_Given text_
Self-Awareness, Self-Sabotage, and Imposter Syndrome
“Self-sabotage is when we say we want something and then go about making sure it doesn’t happen. Procrastination is, hands down, our favorite form of self-sabotage.” – Alyce Cornyn-Selby
Whether it’s getting married way too early, or spending 8 years working on a degree in a field that doesn’t excite you, these are things that prolong reaching our idea of success. It’s like we’re so afraid of what success would bring. Would it expose us? Our families? What if we crash and burn?
“If only I knew then what I know now”, is a statement you hear repeatedly in your head at a certain point in life. Through the doubt, writing this blog is my way of being obedient to my purpose. The life of a creative is a spiritual one, so believing in a higher power/greater source is significant to your journey.
The wild thing about self-sabotage is when doing this, we actually believe we are saving ourselves from something - which is quite the opposite! Psychology Today describes this to be “faulty thinking”, further stating “Our human brains tend to be wired to cling to the familiar, to overestimate risk, and to avoid trying new approaches. This tendency, known as the familiarity heuristic, leads us to overvalue the things we know and undervalue things that are unfamiliar. And when we are under stress, we tend to rely on the familiarity heuristic even more. When our brains are tired, we resort to old habits and ways of doing things, even if they don’t work well. We are drawn to go with the familiar, even when a different option offers a clear advantage.”
We talk ourselves out of trying hard because if it doesn’t turn out the way we’d hope it feels that much more devastating. We talk ourselves out of dreaming because we convince ourselves that we’re saving being saved from a possible nightmare. We talk ourselves out of the possibility achieving the very thing that may change our lives for the better! Just imagine if your life ended up being so much greater and full of love, joy, abundance, fulfillment, passion. The very thing we have “shielding” us is blocking us from what could help break generational curses. This is a big deal. You owe it to yourself to focus. Focus on your purpose. We often suffer due to our impatience.

_Material supplied_
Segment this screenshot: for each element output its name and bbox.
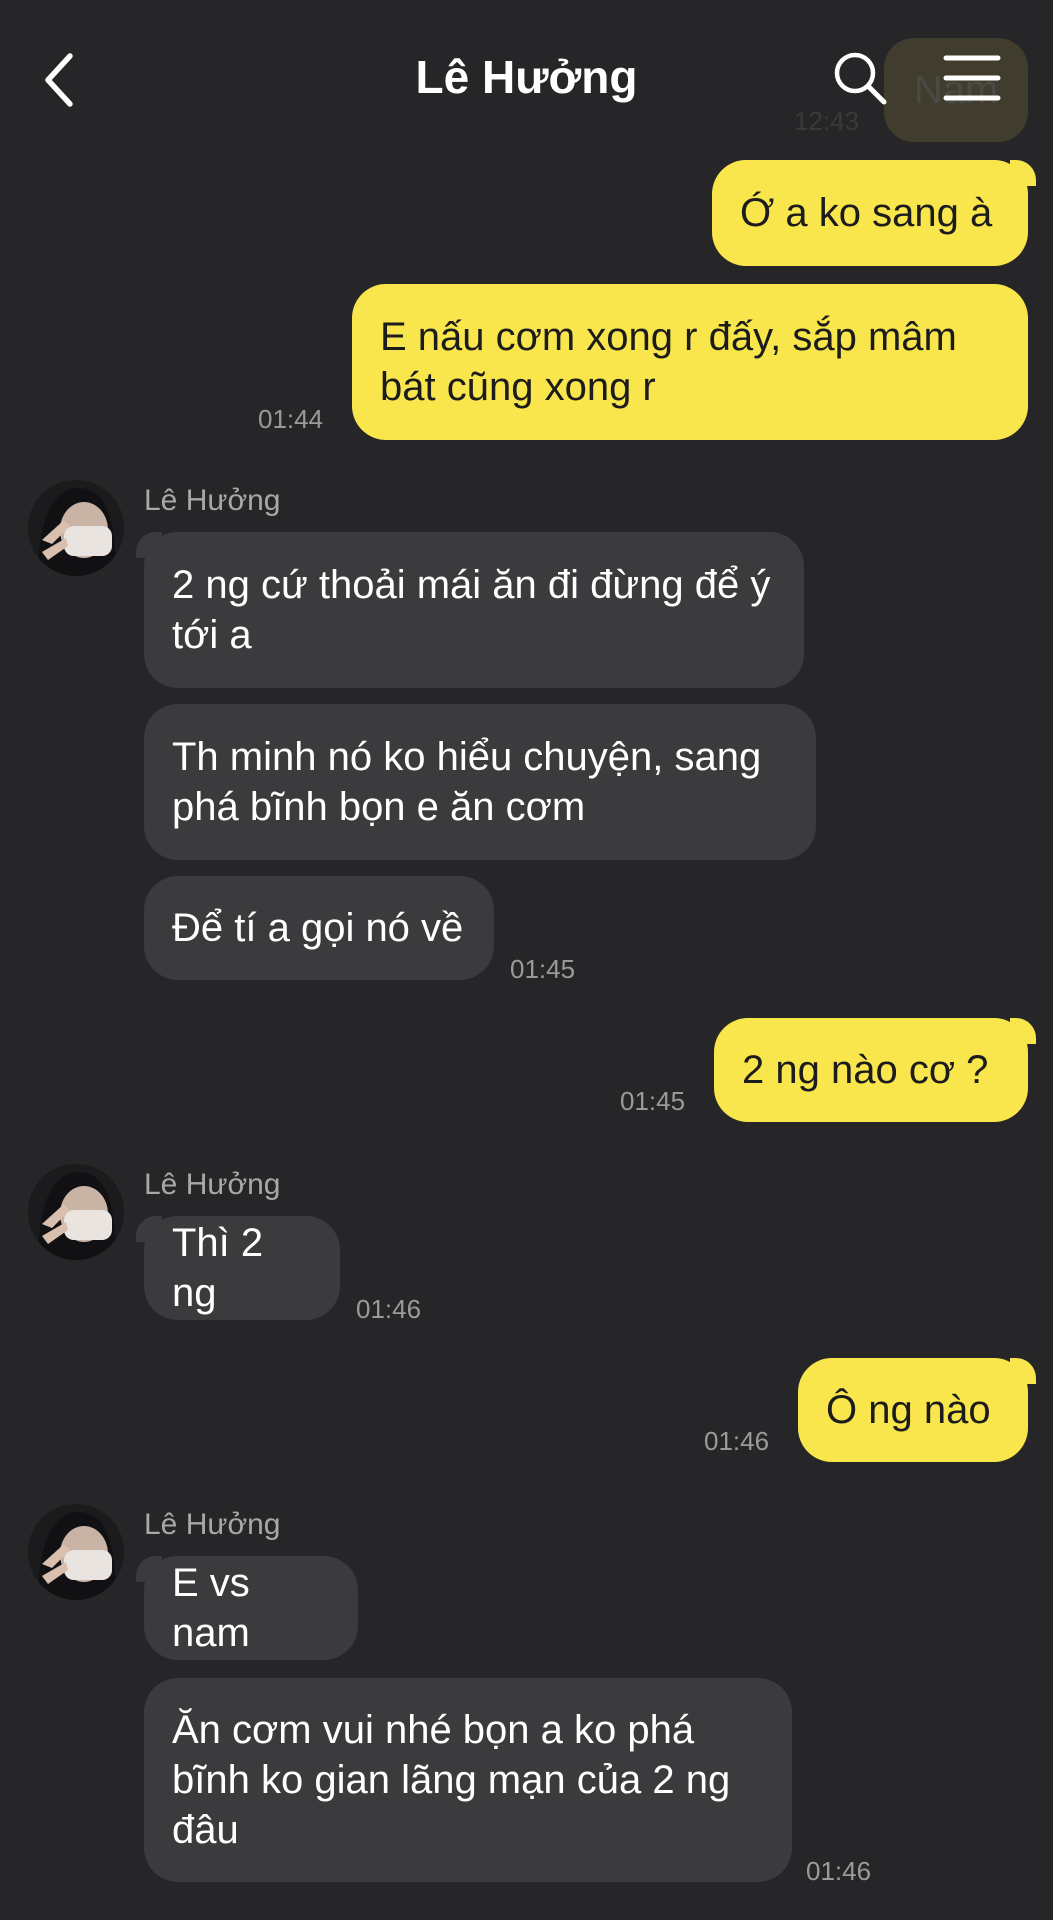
message-text: 2 ng nào cơ ? <box>742 1048 989 1092</box>
search-button[interactable] <box>828 46 892 110</box>
sender-name: Lê Hưởng <box>144 484 281 517</box>
message-text: E nấu cơm xong r đấy, sắp mâm bát cũng x… <box>380 315 968 409</box>
message-text: Th minh nó ko hiểu chuyện, sang phá bĩnh… <box>172 735 773 829</box>
bubble-tail <box>136 1216 162 1242</box>
outgoing-message-bubble[interactable]: Ô ng nào <box>798 1358 1028 1462</box>
avatar-photo <box>28 1504 124 1600</box>
message-time: 01:45 <box>510 954 576 984</box>
message-time: 01:44 <box>258 404 324 434</box>
bubble-tail <box>1010 1358 1036 1384</box>
avatar[interactable] <box>28 480 124 576</box>
outgoing-message-bubble[interactable]: E nấu cơm xong r đấy, sắp mâm bát cũng x… <box>352 284 1028 440</box>
message-text: Ớ a ko sang à <box>740 191 993 235</box>
message-text: E vs nam <box>172 1561 261 1655</box>
menu-button[interactable] <box>940 50 1004 106</box>
page-title: Lê Hưởng <box>415 51 638 103</box>
bubble-tail <box>136 532 162 558</box>
incoming-message-bubble[interactable]: Thì 2 ng <box>144 1216 340 1320</box>
message-text: Ô ng nào <box>826 1388 991 1432</box>
message-time: 01:45 <box>620 1086 686 1116</box>
message-text: Thì 2 ng <box>172 1221 275 1315</box>
chat-header: Lê Hưởng <box>0 0 1053 160</box>
sender-name: Lê Hưởng <box>144 1168 281 1201</box>
message-text: Ăn cơm vui nhé bọn a ko phá bĩnh ko gian… <box>172 1708 742 1852</box>
bubble-tail <box>1010 1018 1036 1044</box>
avatar[interactable] <box>28 1504 124 1600</box>
bubble-tail <box>1010 160 1036 186</box>
avatar-photo <box>28 1164 124 1260</box>
incoming-message-bubble[interactable]: 2 ng cứ thoải mái ăn đi đừng để ý tới a <box>144 532 804 688</box>
outgoing-message-bubble[interactable]: Ớ a ko sang à <box>712 160 1028 266</box>
message-time: 01:46 <box>806 1856 872 1886</box>
search-icon <box>834 52 887 105</box>
sender-name: Lê Hưởng <box>144 1508 281 1541</box>
incoming-message-bubble[interactable]: E vs nam <box>144 1556 358 1660</box>
hamburger-menu-icon <box>943 55 1001 101</box>
incoming-message-bubble[interactable]: Th minh nó ko hiểu chuyện, sang phá bĩnh… <box>144 704 816 860</box>
message-time: 01:46 <box>704 1426 770 1456</box>
chat-screen: Nam 12:43 Lê Hưởng Ớ a ko sang à E nấu c… <box>0 0 1053 1920</box>
incoming-message-bubble[interactable]: Ăn cơm vui nhé bọn a ko phá bĩnh ko gian… <box>144 1678 792 1882</box>
message-text: Để tí a gọi nó về <box>172 906 464 950</box>
avatar[interactable] <box>28 1164 124 1260</box>
message-text: 2 ng cứ thoải mái ăn đi đừng để ý tới a <box>172 563 782 657</box>
message-time: 01:46 <box>356 1294 422 1324</box>
bubble-tail <box>136 1556 162 1582</box>
avatar-photo <box>28 480 124 576</box>
outgoing-message-bubble[interactable]: 2 ng nào cơ ? <box>714 1018 1028 1122</box>
incoming-message-bubble[interactable]: Để tí a gọi nó về <box>144 876 494 980</box>
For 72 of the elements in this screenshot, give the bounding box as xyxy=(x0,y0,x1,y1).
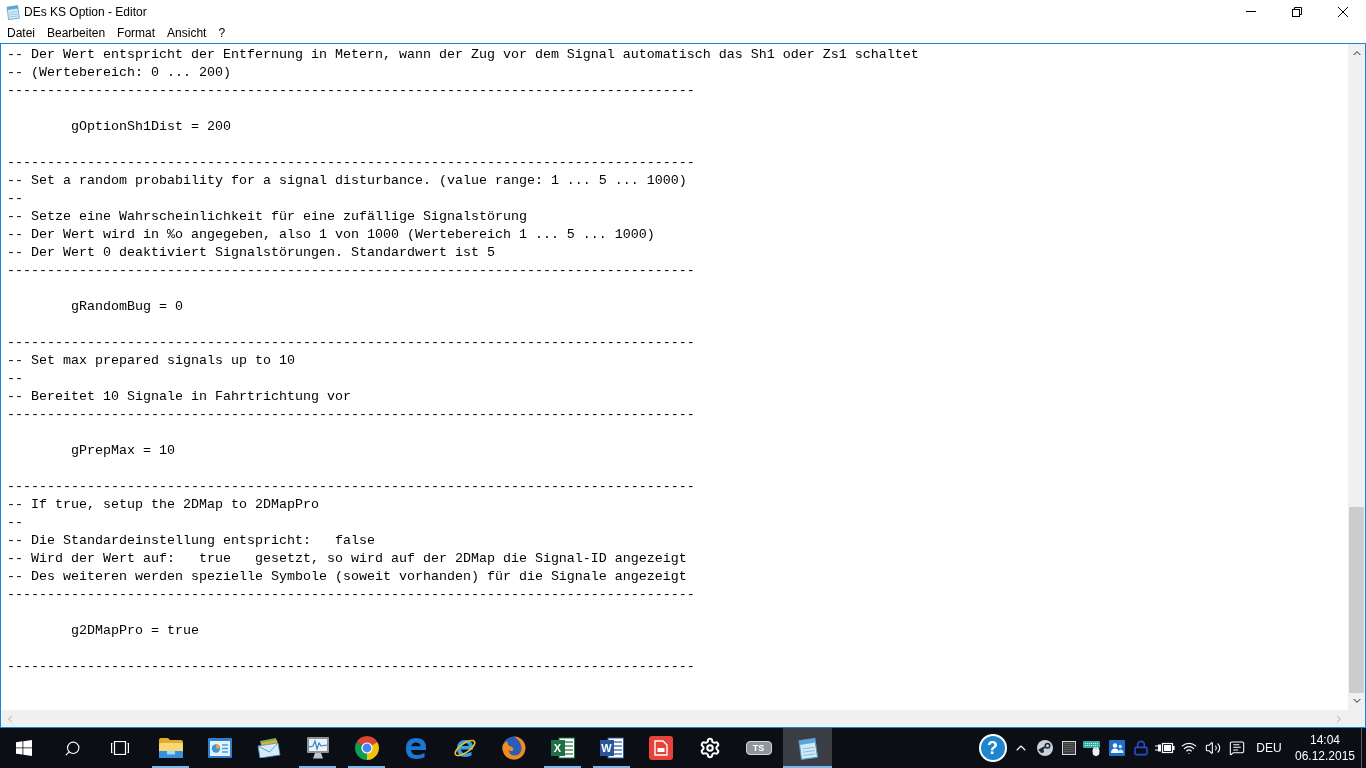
task-view-icon xyxy=(111,741,129,755)
folder-icon xyxy=(158,738,183,758)
code-line: -- (Wertebereich: 0 ... 200) xyxy=(7,64,231,82)
notepad-icon xyxy=(5,3,21,20)
code-line: -------------------------------------------------------------------------------------- xyxy=(7,334,695,352)
keyboard-mouse-icon[interactable] xyxy=(1083,740,1103,756)
code-line: -- xyxy=(7,514,23,532)
code-line: -------------------------------------------------------------------------------------- xyxy=(7,82,695,100)
code-line: -- Bereitet 10 Signale in Fahrtrichtung vor xyxy=(7,388,351,406)
chevron-right-icon xyxy=(1337,714,1342,723)
menu-item[interactable]: Format xyxy=(111,23,162,43)
taskbar-button[interactable]: X xyxy=(538,728,587,768)
chevron-left-icon xyxy=(7,714,12,723)
taskbar-button[interactable]: W xyxy=(587,728,636,768)
menu-item[interactable]: Bearbeiten xyxy=(41,23,112,43)
pill-logo-icon: TS xyxy=(745,741,772,755)
code-line: -- xyxy=(7,370,23,388)
help-icon[interactable]: ? xyxy=(978,734,1007,762)
code-line: g2DMapPro = true xyxy=(71,622,199,640)
battery-plug-icon[interactable] xyxy=(1155,742,1175,754)
code-line: -- Der Wert 0 deaktiviert Signalstörungen. Standardwert ist 5 xyxy=(7,244,495,262)
vertical-scrollbar[interactable] xyxy=(1348,44,1365,710)
menu-item[interactable]: Ansicht xyxy=(161,23,213,43)
code-line: -------------------------------------------------------------------------------------- xyxy=(7,262,695,280)
taskbar-button[interactable] xyxy=(783,728,832,768)
notifications-icon[interactable] xyxy=(1229,740,1245,756)
notepad-icon xyxy=(795,736,820,760)
menu-item[interactable]: Datei xyxy=(1,23,41,43)
code-line: -- Setze eine Wahrscheinlichkeit für eine zufällige Signalstörung xyxy=(7,208,527,226)
code-line: -------------------------------------------------------------------------------------- xyxy=(7,154,695,172)
chart-window-icon xyxy=(207,738,232,758)
code-line: gRandomBug = 0 xyxy=(71,298,183,316)
code-line: -- Set max prepared signals up to 10 xyxy=(7,352,295,370)
speaker-icon[interactable] xyxy=(1205,740,1221,756)
code-line: -- Des weiteren werden spezielle Symbole (soweit vorhanden) für die Signale angezeigt xyxy=(7,568,687,586)
lock-icon[interactable] xyxy=(1133,740,1149,756)
e-browser-icon xyxy=(404,737,427,759)
code-line: -- Die Standardeinstellung entspricht: false xyxy=(7,532,375,550)
minimize-icon xyxy=(1246,11,1256,12)
window-title: DEs KS Option - Editor xyxy=(24,4,147,19)
code-line: gPrepMax = 10 xyxy=(71,442,175,460)
chevron-down-icon xyxy=(1352,699,1361,704)
code-line: -- Set a random probability for a signal disturbance. (value range: 1 ... 5 ... 1000) xyxy=(7,172,687,190)
round-emblem-icon[interactable] xyxy=(1037,740,1053,756)
code-line: -------------------------------------------------------------------------------------- xyxy=(7,478,695,496)
monitor-chart-icon xyxy=(305,737,330,759)
search-icon xyxy=(63,739,81,757)
code-line: -- Wird der Wert auf: true gesetzt, so wird auf der 2DMap die Signal-ID angezeigt xyxy=(7,550,687,568)
code-line: -------------------------------------------------------------------------------------- xyxy=(7,658,695,676)
code-line: -- xyxy=(7,190,23,208)
code-line: -------------------------------------------------------------------------------------- xyxy=(7,406,695,424)
restore-icon xyxy=(1292,6,1302,17)
fox-globe-icon xyxy=(501,736,526,760)
scrollbar-thumb[interactable] xyxy=(1349,507,1364,693)
grid-square-icon[interactable] xyxy=(1062,741,1076,755)
ring-browser-icon xyxy=(354,736,379,760)
clock-button[interactable]: 14:04 06.12.2015 xyxy=(1289,728,1361,768)
menu-item[interactable]: ? xyxy=(212,23,232,43)
settings-icon xyxy=(698,737,721,759)
document-tile-icon xyxy=(648,736,673,760)
code-line: -- Der Wert wird in %o angegeben, also 1 von 1000 (Wertebereich 1 ... 5 ... 1000) xyxy=(7,226,655,244)
code-line: -- If true, setup the 2DMap to 2DMapPro xyxy=(7,496,319,514)
input-language-indicator[interactable]: DEU xyxy=(1256,741,1282,755)
envelope-icon xyxy=(256,738,281,758)
wifi-icon[interactable] xyxy=(1181,740,1197,756)
code-line: gOptionSh1Dist = 200 xyxy=(71,118,231,136)
windows-logo-icon xyxy=(16,740,32,756)
people-tile-icon[interactable] xyxy=(1109,740,1125,756)
chevron-up-icon xyxy=(1352,50,1361,55)
close-icon xyxy=(1338,6,1348,17)
code-line: -------------------------------------------------------------------------------------- xyxy=(7,586,695,604)
code-line: -- Der Wert entspricht der Entfernung in Metern, wann der Zug vor dem Signal automatisch das Sh1 oder Zs1 schaltet xyxy=(7,46,919,64)
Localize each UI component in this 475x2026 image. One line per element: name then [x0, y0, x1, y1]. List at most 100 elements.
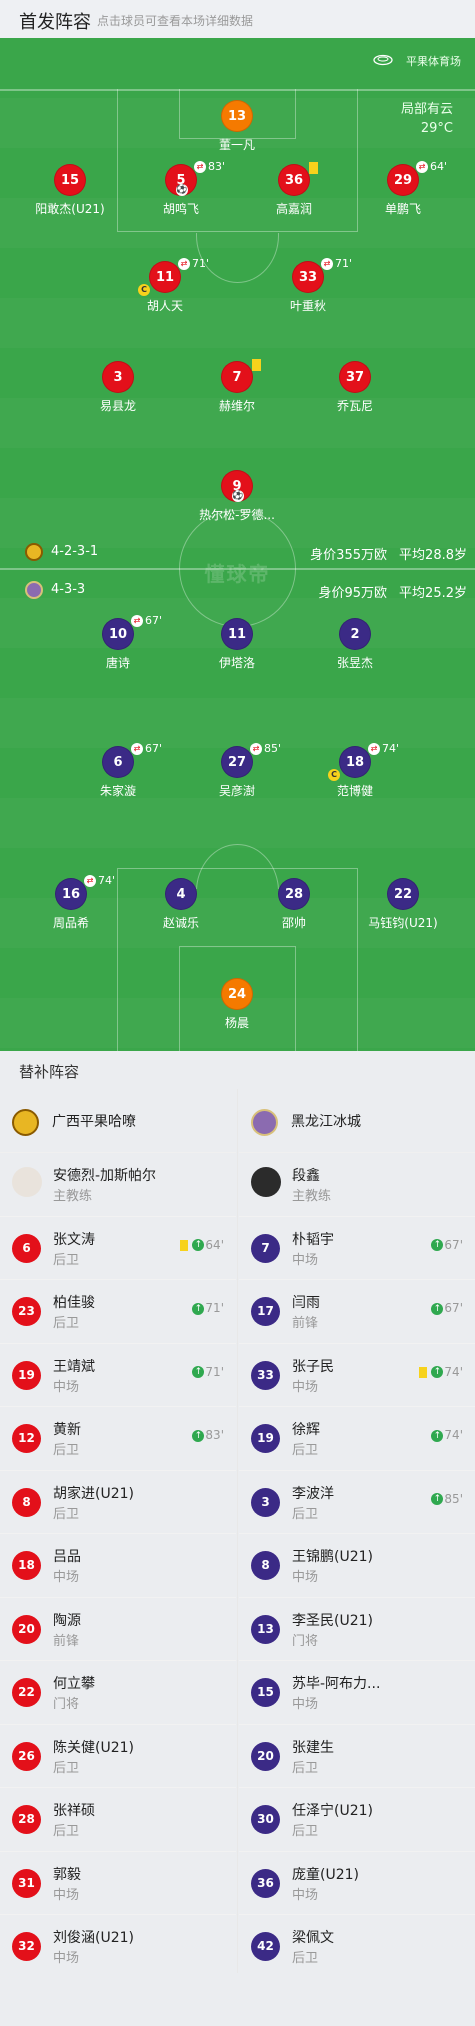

_Parts of the exercise_
(1) Please copy a passage from the self-sabotage text word for word, beginning at the words "We talk ourselves out of trying" and stopping after "to our impatience.".
(2) In the self-sabotage text, what name is given to the tendency that leads us to overvalue things we know and undervalue unfamiliar things?

_Responses_
(1)
We talk ourselves out of trying hard because if it doesn’t turn out the way we’d hope it feels that much more devastating. We talk ourselves out of dreaming because we convince ourselves that we’re saving being saved from a possible nightmare. We talk ourselves out of the possibility achieving the very thing that may change our lives for the better! Just imagine if your life ended up being so much greater and full of love, joy, abundance, fulfillment, passion. The very thing we have “shielding” us is blocking us from what could help break generational curses. This is a big deal. You owe it to yourself to focus. Focus on your purpose. We often suffer due to our impatience.

(2) The familiarity heuristic.